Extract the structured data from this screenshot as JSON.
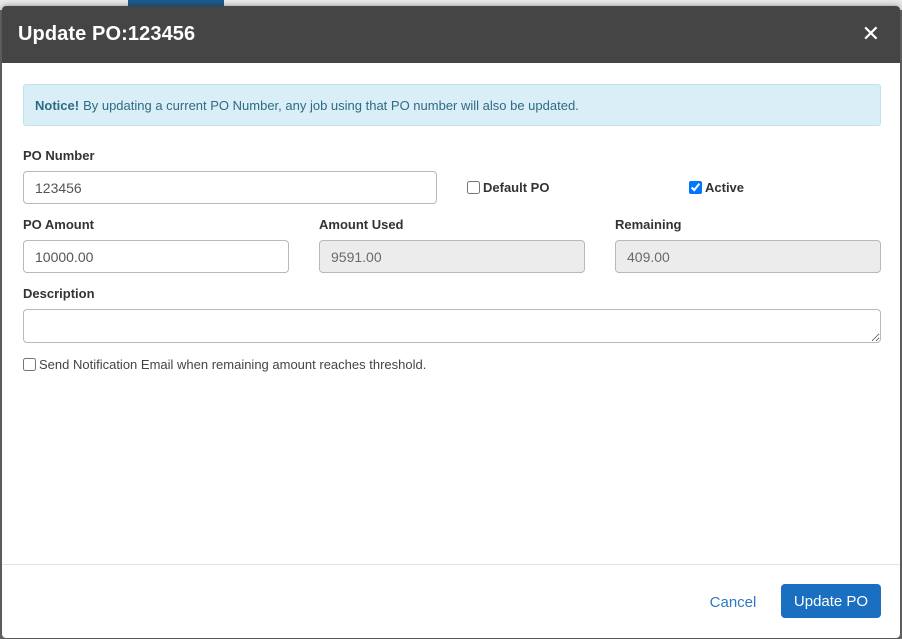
{
  "modal": {
    "title": "Update PO:123456",
    "close_symbol": "✕"
  },
  "notice": {
    "label": "Notice!",
    "text": "By updating a current PO Number, any job using that PO number will also be updated."
  },
  "form": {
    "po_number": {
      "label": "PO Number",
      "value": "123456"
    },
    "default_po": {
      "label": "Default PO",
      "checked": false
    },
    "active": {
      "label": "Active",
      "checked": true
    },
    "po_amount": {
      "label": "PO Amount",
      "value": "10000.00"
    },
    "amount_used": {
      "label": "Amount Used",
      "value": "9591.00"
    },
    "remaining": {
      "label": "Remaining",
      "value": "409.00"
    },
    "description": {
      "label": "Description",
      "value": ""
    },
    "notify": {
      "label": "Send Notification Email when remaining amount reaches threshold.",
      "checked": false
    }
  },
  "footer": {
    "cancel_label": "Cancel",
    "update_label": "Update PO"
  },
  "colors": {
    "header_bg": "#454545",
    "notice_bg": "#d9eef6",
    "primary": "#1a6fc0",
    "link": "#2f7ac0"
  }
}
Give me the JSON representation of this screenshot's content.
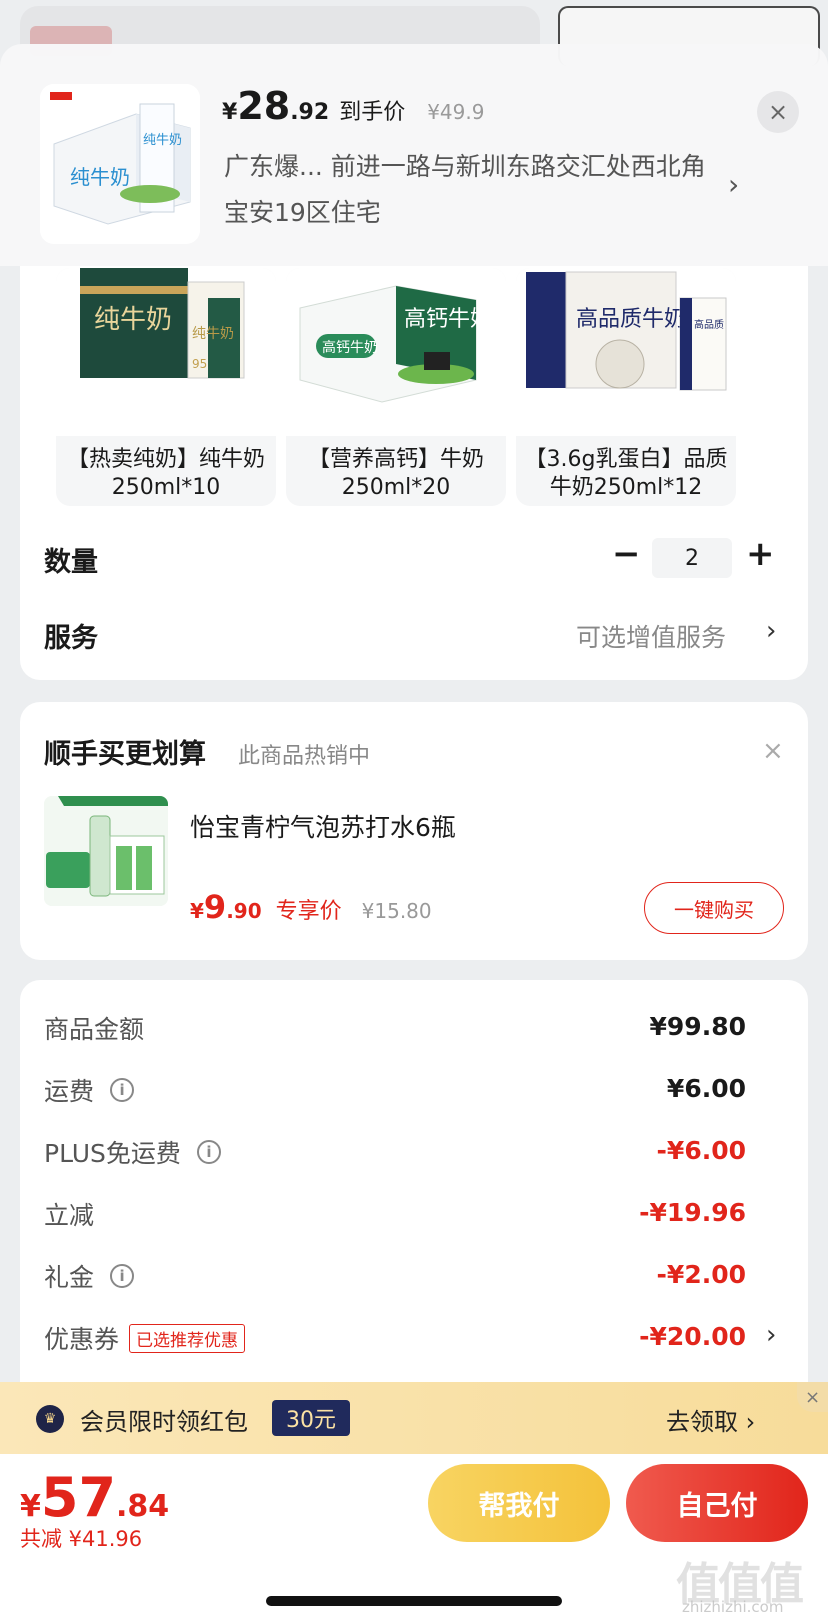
{
  "header": {
    "currency": "¥",
    "price_int": "28",
    "price_dec": ".92",
    "price_label": "到手价",
    "original_price": "¥49.9",
    "address": "广东爆... 前进一路与新圳东路交汇处西北角宝安19区住宅",
    "chevron": "›",
    "close": "×"
  },
  "products": [
    {
      "name": "【热卖纯奶】纯牛奶250ml*10",
      "box_text": "纯牛奶"
    },
    {
      "name": "【营养高钙】牛奶250ml*20",
      "box_text": "高钙牛奶"
    },
    {
      "name": "【3.6g乳蛋白】品质牛奶250ml*12",
      "box_text": "高品质牛奶"
    }
  ],
  "quantity": {
    "label": "数量",
    "minus": "−",
    "value": "2",
    "plus": "+"
  },
  "service": {
    "label": "服务",
    "value": "可选增值服务",
    "chevron": "›"
  },
  "addon": {
    "title": "顺手买更划算",
    "subtitle": "此商品热销中",
    "close": "×",
    "item_name": "怡宝青柠气泡苏打水6瓶",
    "currency": "¥",
    "price_int": "9",
    "price_dec": ".90",
    "price_label": "专享价",
    "original_price": "¥15.80",
    "buy_button": "一键购买"
  },
  "summary": {
    "goods_label": "商品金额",
    "goods_value": "¥99.80",
    "shipping_label": "运费",
    "shipping_value": "¥6.00",
    "plus_label": "PLUS免运费",
    "plus_value": "-¥6.00",
    "discount_label": "立减",
    "discount_value": "-¥19.96",
    "gift_label": "礼金",
    "gift_value": "-¥2.00",
    "coupon_label": "优惠券",
    "coupon_tag": "已选推荐优惠",
    "coupon_value": "-¥20.00",
    "info_icon": "i",
    "chevron": "›"
  },
  "banner": {
    "text": "会员限时领红包",
    "badge": "30元",
    "action": "去领取 ›",
    "close": "×"
  },
  "bottom": {
    "currency": "¥",
    "total_int": "57",
    "total_dec": ".84",
    "saved": "共减 ¥41.96",
    "help_pay": "帮我付",
    "self_pay": "自己付"
  },
  "watermark": {
    "logo": "值值值",
    "url": "zhizhizhi.com"
  },
  "colors": {
    "accent": "#e1251b",
    "banner_bg": "#fbe7b8",
    "badge_bg": "#202a5c",
    "help_btn": "#f4c23a"
  }
}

-*-

▸ **Task**: Repeat the data in full and exactly. Omit pictures.

▸ **Finished exercise**:
Extract the structured data from this screenshot as JSON.
{
  "modal": {
    "title": "Update PO:123456",
    "close_symbol": "✕"
  },
  "notice": {
    "label": "Notice!",
    "text": "By updating a current PO Number, any job using that PO number will also be updated."
  },
  "form": {
    "po_number": {
      "label": "PO Number",
      "value": "123456"
    },
    "default_po": {
      "label": "Default PO",
      "checked": false
    },
    "active": {
      "label": "Active",
      "checked": true
    },
    "po_amount": {
      "label": "PO Amount",
      "value": "10000.00"
    },
    "amount_used": {
      "label": "Amount Used",
      "value": "9591.00"
    },
    "remaining": {
      "label": "Remaining",
      "value": "409.00"
    },
    "description": {
      "label": "Description",
      "value": ""
    },
    "notify": {
      "label": "Send Notification Email when remaining amount reaches threshold.",
      "checked": false
    }
  },
  "footer": {
    "cancel_label": "Cancel",
    "update_label": "Update PO"
  },
  "colors": {
    "header_bg": "#454545",
    "notice_bg": "#d9eef6",
    "primary": "#1a6fc0",
    "link": "#2f7ac0"
  }
}
Give me the JSON representation of this screenshot's content.
{
  "header": {
    "currency": "¥",
    "price_int": "28",
    "price_dec": ".92",
    "price_label": "到手价",
    "original_price": "¥49.9",
    "address": "广东爆... 前进一路与新圳东路交汇处西北角宝安19区住宅",
    "chevron": "›",
    "close": "×"
  },
  "products": [
    {
      "name": "【热卖纯奶】纯牛奶250ml*10",
      "box_text": "纯牛奶"
    },
    {
      "name": "【营养高钙】牛奶250ml*20",
      "box_text": "高钙牛奶"
    },
    {
      "name": "【3.6g乳蛋白】品质牛奶250ml*12",
      "box_text": "高品质牛奶"
    }
  ],
  "quantity": {
    "label": "数量",
    "minus": "−",
    "value": "2",
    "plus": "+"
  },
  "service": {
    "label": "服务",
    "value": "可选增值服务",
    "chevron": "›"
  },
  "addon": {
    "title": "顺手买更划算",
    "subtitle": "此商品热销中",
    "close": "×",
    "item_name": "怡宝青柠气泡苏打水6瓶",
    "currency": "¥",
    "price_int": "9",
    "price_dec": ".90",
    "price_label": "专享价",
    "original_price": "¥15.80",
    "buy_button": "一键购买"
  },
  "summary": {
    "goods_label": "商品金额",
    "goods_value": "¥99.80",
    "shipping_label": "运费",
    "shipping_value": "¥6.00",
    "plus_label": "PLUS免运费",
    "plus_value": "-¥6.00",
    "discount_label": "立减",
    "discount_value": "-¥19.96",
    "gift_label": "礼金",
    "gift_value": "-¥2.00",
    "coupon_label": "优惠券",
    "coupon_tag": "已选推荐优惠",
    "coupon_value": "-¥20.00",
    "info_icon": "i",
    "chevron": "›"
  },
  "banner": {
    "text": "会员限时领红包",
    "badge": "30元",
    "action": "去领取 ›",
    "close": "×"
  },
  "bottom": {
    "currency": "¥",
    "total_int": "57",
    "total_dec": ".84",
    "saved": "共减 ¥41.96",
    "help_pay": "帮我付",
    "self_pay": "自己付"
  },
  "watermark": {
    "logo": "值值值",
    "url": "zhizhizhi.com"
  },
  "colors": {
    "accent": "#e1251b",
    "banner_bg": "#fbe7b8",
    "badge_bg": "#202a5c",
    "help_btn": "#f4c23a"
  }
}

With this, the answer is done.